(Description of the task): Write out the entire listing below exactly, with the pictures left out.
** Start of Data supplied **
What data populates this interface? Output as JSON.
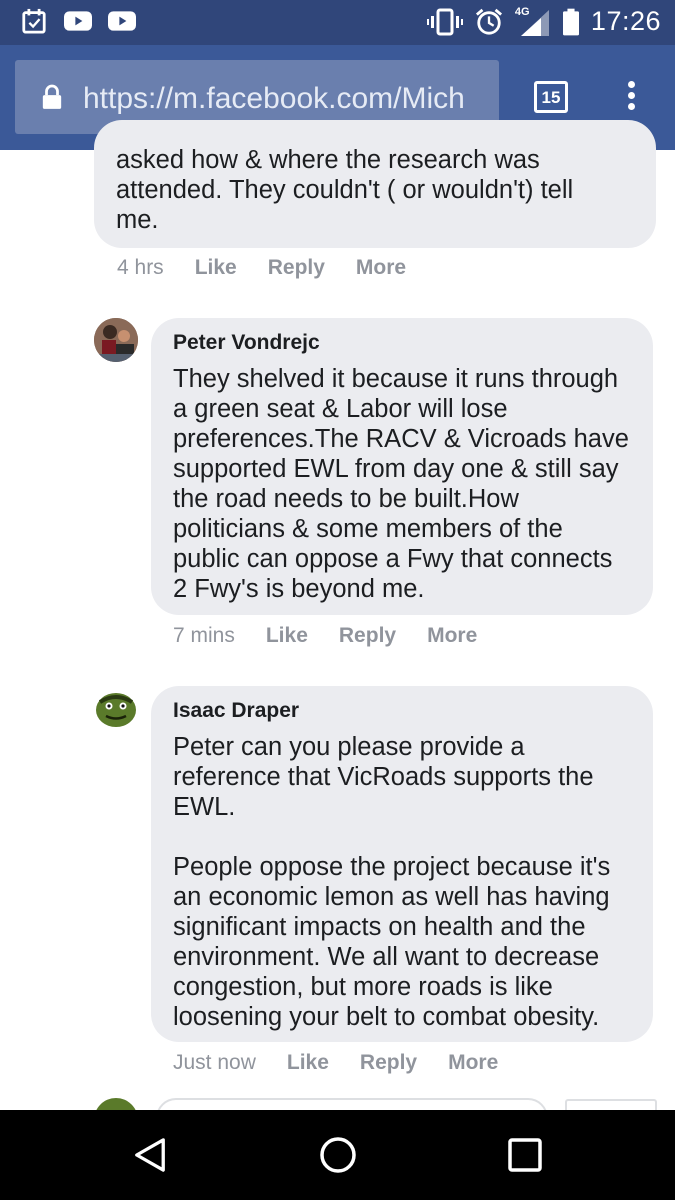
{
  "status_bar": {
    "time": "17:26",
    "network": "4G",
    "left_icons": [
      "calendar-icon",
      "youtube-icon",
      "youtube-icon"
    ],
    "right_icons": [
      "vibrate-icon",
      "alarm-icon",
      "signal-icon",
      "battery-icon"
    ]
  },
  "browser": {
    "url": "https://m.facebook.com/Mich",
    "tab_count": "15"
  },
  "comments": [
    {
      "author": "",
      "text": "asked how & where the research was\nattended. They couldn't ( or wouldn't) tell\nme.",
      "time": "4 hrs",
      "like": "Like",
      "reply": "Reply",
      "more": "More"
    },
    {
      "author": "Peter Vondrejc",
      "text": "They shelved it because it runs through\na green seat & Labor will lose\npreferences.The RACV & Vicroads have\nsupported EWL from day one & still say\nthe road needs to be built.How\npoliticians & some members of the\npublic can oppose a Fwy that connects\n2 Fwy's is beyond me.",
      "time": "7 mins",
      "like": "Like",
      "reply": "Reply",
      "more": "More"
    },
    {
      "author": "Isaac Draper",
      "text": "Peter can you please provide a\nreference that VicRoads supports the\nEWL.\n\nPeople oppose the project because it's\nan economic lemon as well has having\nsignificant impacts on health and the\nenvironment. We all want to decrease\ncongestion, but more roads is like\nloosening your belt to combat obesity.",
      "time": "Just now",
      "like": "Like",
      "reply": "Reply",
      "more": "More"
    }
  ],
  "colors": {
    "status_bar": "#30467a",
    "url_bar": "#3b5998",
    "bubble": "#ebecf0",
    "meta_text": "#90949c"
  }
}
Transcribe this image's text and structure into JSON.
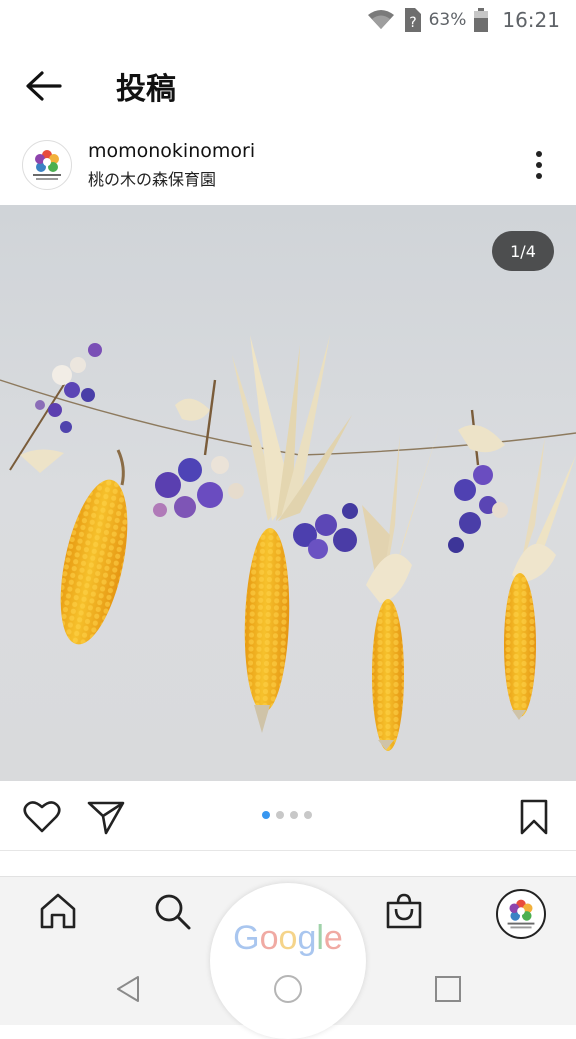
{
  "status_bar": {
    "battery_percent": "63%",
    "time": "16:21",
    "icons": [
      "wifi-icon",
      "no-sim-icon",
      "battery-icon"
    ]
  },
  "header": {
    "title": "投稿",
    "back_icon": "arrow-left-icon"
  },
  "post": {
    "username": "momonokinomori",
    "display_name": "桃の木の森保育園",
    "more_icon": "vertical-dots-icon",
    "page_counter": "1/4",
    "carousel": {
      "count": 4,
      "active": 1
    }
  },
  "actions": {
    "like_icon": "heart-icon",
    "share_icon": "paper-plane-icon",
    "save_icon": "bookmark-icon"
  },
  "bottom_nav": {
    "items": [
      "home-icon",
      "search-icon",
      "shop-bag-icon",
      "profile-avatar"
    ],
    "assistant_word": "Google"
  },
  "system_nav": [
    "back-triangle-icon",
    "home-circle-icon",
    "recents-square-icon"
  ],
  "colors": {
    "accent_blue": "#3897f0",
    "corn": "#f0b21e",
    "flower_purple": "#5a3fb0",
    "husk": "#e7dcc0",
    "backdrop": "#d7d9dc"
  }
}
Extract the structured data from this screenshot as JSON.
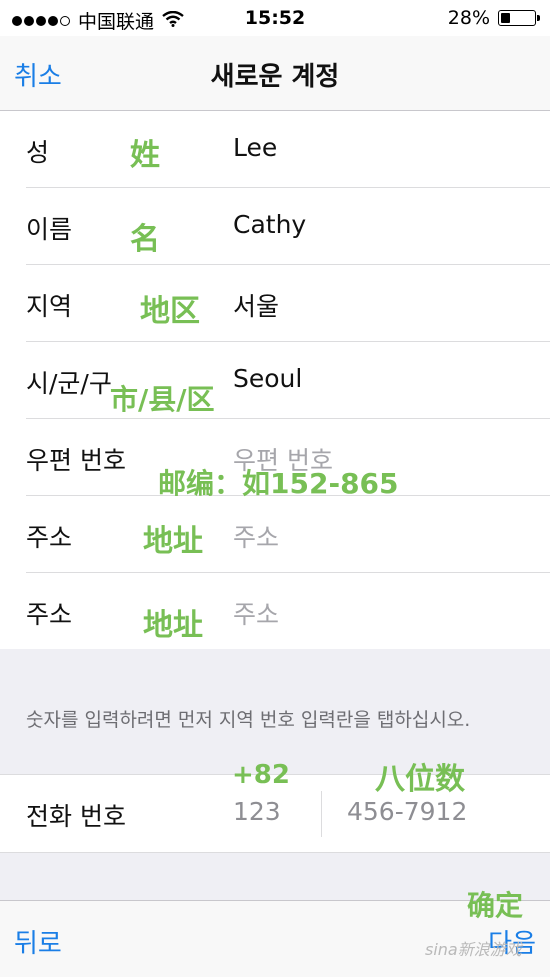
{
  "status_bar": {
    "carrier": "中国联通",
    "time": "15:52",
    "battery": "28%",
    "battery_level": 0.28
  },
  "nav": {
    "cancel_label": "취소",
    "title": "새로운 계정"
  },
  "form": {
    "rows": [
      {
        "label": "성",
        "value": "Lee",
        "placeholder": false
      },
      {
        "label": "이름",
        "value": "Cathy",
        "placeholder": false
      },
      {
        "label": "지역",
        "value": "서울",
        "placeholder": false
      },
      {
        "label": "시/군/구",
        "value": "Seoul",
        "placeholder": false
      },
      {
        "label": "우편 번호",
        "value": "우편 번호",
        "placeholder": true
      },
      {
        "label": "주소",
        "value": "주소",
        "placeholder": true
      },
      {
        "label": "주소",
        "value": "주소",
        "placeholder": true
      }
    ]
  },
  "hint": "숫자를 입력하려면 먼저 지역 번호 입력란을 탭하십시오.",
  "phone": {
    "label": "전화 번호",
    "area_code": "123",
    "number": "456-7912"
  },
  "bottom": {
    "back_label": "뒤로",
    "next_label": "다음"
  },
  "annotations": {
    "surname": "姓",
    "given_name": "名",
    "region": "地区",
    "city": "市/县/区",
    "postcode": "邮编：如152-865",
    "address_1": "地址",
    "address_2": "地址",
    "country_code": "+82",
    "eight_digits": "八位数",
    "confirm": "确定"
  },
  "watermark": "sina新浪游戏",
  "colors": {
    "accent": "#1a7ee6",
    "annotation": "#78bf55",
    "grouped_bg": "#efeff4"
  }
}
** End of Data supplied **
(Correct output):
What data populates this interface? Output as JSON.
{
  "status_bar": {
    "time": "17:26",
    "network": "4G",
    "left_icons": [
      "calendar-icon",
      "youtube-icon",
      "youtube-icon"
    ],
    "right_icons": [
      "vibrate-icon",
      "alarm-icon",
      "signal-icon",
      "battery-icon"
    ]
  },
  "browser": {
    "url": "https://m.facebook.com/Mich",
    "tab_count": "15"
  },
  "comments": [
    {
      "author": "",
      "text": "asked how & where the research was\nattended. They couldn't ( or wouldn't) tell\nme.",
      "time": "4 hrs",
      "like": "Like",
      "reply": "Reply",
      "more": "More"
    },
    {
      "author": "Peter Vondrejc",
      "text": "They shelved it because it runs through\na green seat & Labor will lose\npreferences.The RACV & Vicroads have\nsupported EWL from day one & still say\nthe road needs to be built.How\npoliticians & some members of the\npublic can oppose a Fwy that connects\n2 Fwy's is beyond me.",
      "time": "7 mins",
      "like": "Like",
      "reply": "Reply",
      "more": "More"
    },
    {
      "author": "Isaac Draper",
      "text": "Peter can you please provide a\nreference that VicRoads supports the\nEWL.\n\nPeople oppose the project because it's\nan economic lemon as well has having\nsignificant impacts on health and the\nenvironment. We all want to decrease\ncongestion, but more roads is like\nloosening your belt to combat obesity.",
      "time": "Just now",
      "like": "Like",
      "reply": "Reply",
      "more": "More"
    }
  ],
  "colors": {
    "status_bar": "#30467a",
    "url_bar": "#3b5998",
    "bubble": "#ebecf0",
    "meta_text": "#90949c"
  }
}
Transcribe this image's text and structure into JSON.
{
  "status_bar": {
    "battery_percent": "63%",
    "time": "16:21",
    "icons": [
      "wifi-icon",
      "no-sim-icon",
      "battery-icon"
    ]
  },
  "header": {
    "title": "投稿",
    "back_icon": "arrow-left-icon"
  },
  "post": {
    "username": "momonokinomori",
    "display_name": "桃の木の森保育園",
    "more_icon": "vertical-dots-icon",
    "page_counter": "1/4",
    "carousel": {
      "count": 4,
      "active": 1
    }
  },
  "actions": {
    "like_icon": "heart-icon",
    "share_icon": "paper-plane-icon",
    "save_icon": "bookmark-icon"
  },
  "bottom_nav": {
    "items": [
      "home-icon",
      "search-icon",
      "shop-bag-icon",
      "profile-avatar"
    ],
    "assistant_word": "Google"
  },
  "system_nav": [
    "back-triangle-icon",
    "home-circle-icon",
    "recents-square-icon"
  ],
  "colors": {
    "accent_blue": "#3897f0",
    "corn": "#f0b21e",
    "flower_purple": "#5a3fb0",
    "husk": "#e7dcc0",
    "backdrop": "#d7d9dc"
  }
}
Extract the structured data from this screenshot as JSON.
{
  "status_bar": {
    "carrier": "中国联通",
    "time": "15:52",
    "battery": "28%",
    "battery_level": 0.28
  },
  "nav": {
    "cancel_label": "취소",
    "title": "새로운 계정"
  },
  "form": {
    "rows": [
      {
        "label": "성",
        "value": "Lee",
        "placeholder": false
      },
      {
        "label": "이름",
        "value": "Cathy",
        "placeholder": false
      },
      {
        "label": "지역",
        "value": "서울",
        "placeholder": false
      },
      {
        "label": "시/군/구",
        "value": "Seoul",
        "placeholder": false
      },
      {
        "label": "우편 번호",
        "value": "우편 번호",
        "placeholder": true
      },
      {
        "label": "주소",
        "value": "주소",
        "placeholder": true
      },
      {
        "label": "주소",
        "value": "주소",
        "placeholder": true
      }
    ]
  },
  "hint": "숫자를 입력하려면 먼저 지역 번호 입력란을 탭하십시오.",
  "phone": {
    "label": "전화 번호",
    "area_code": "123",
    "number": "456-7912"
  },
  "bottom": {
    "back_label": "뒤로",
    "next_label": "다음"
  },
  "annotations": {
    "surname": "姓",
    "given_name": "名",
    "region": "地区",
    "city": "市/县/区",
    "postcode": "邮编：如152-865",
    "address_1": "地址",
    "address_2": "地址",
    "country_code": "+82",
    "eight_digits": "八位数",
    "confirm": "确定"
  },
  "watermark": "sina新浪游戏",
  "colors": {
    "accent": "#1a7ee6",
    "annotation": "#78bf55",
    "grouped_bg": "#efeff4"
  }
}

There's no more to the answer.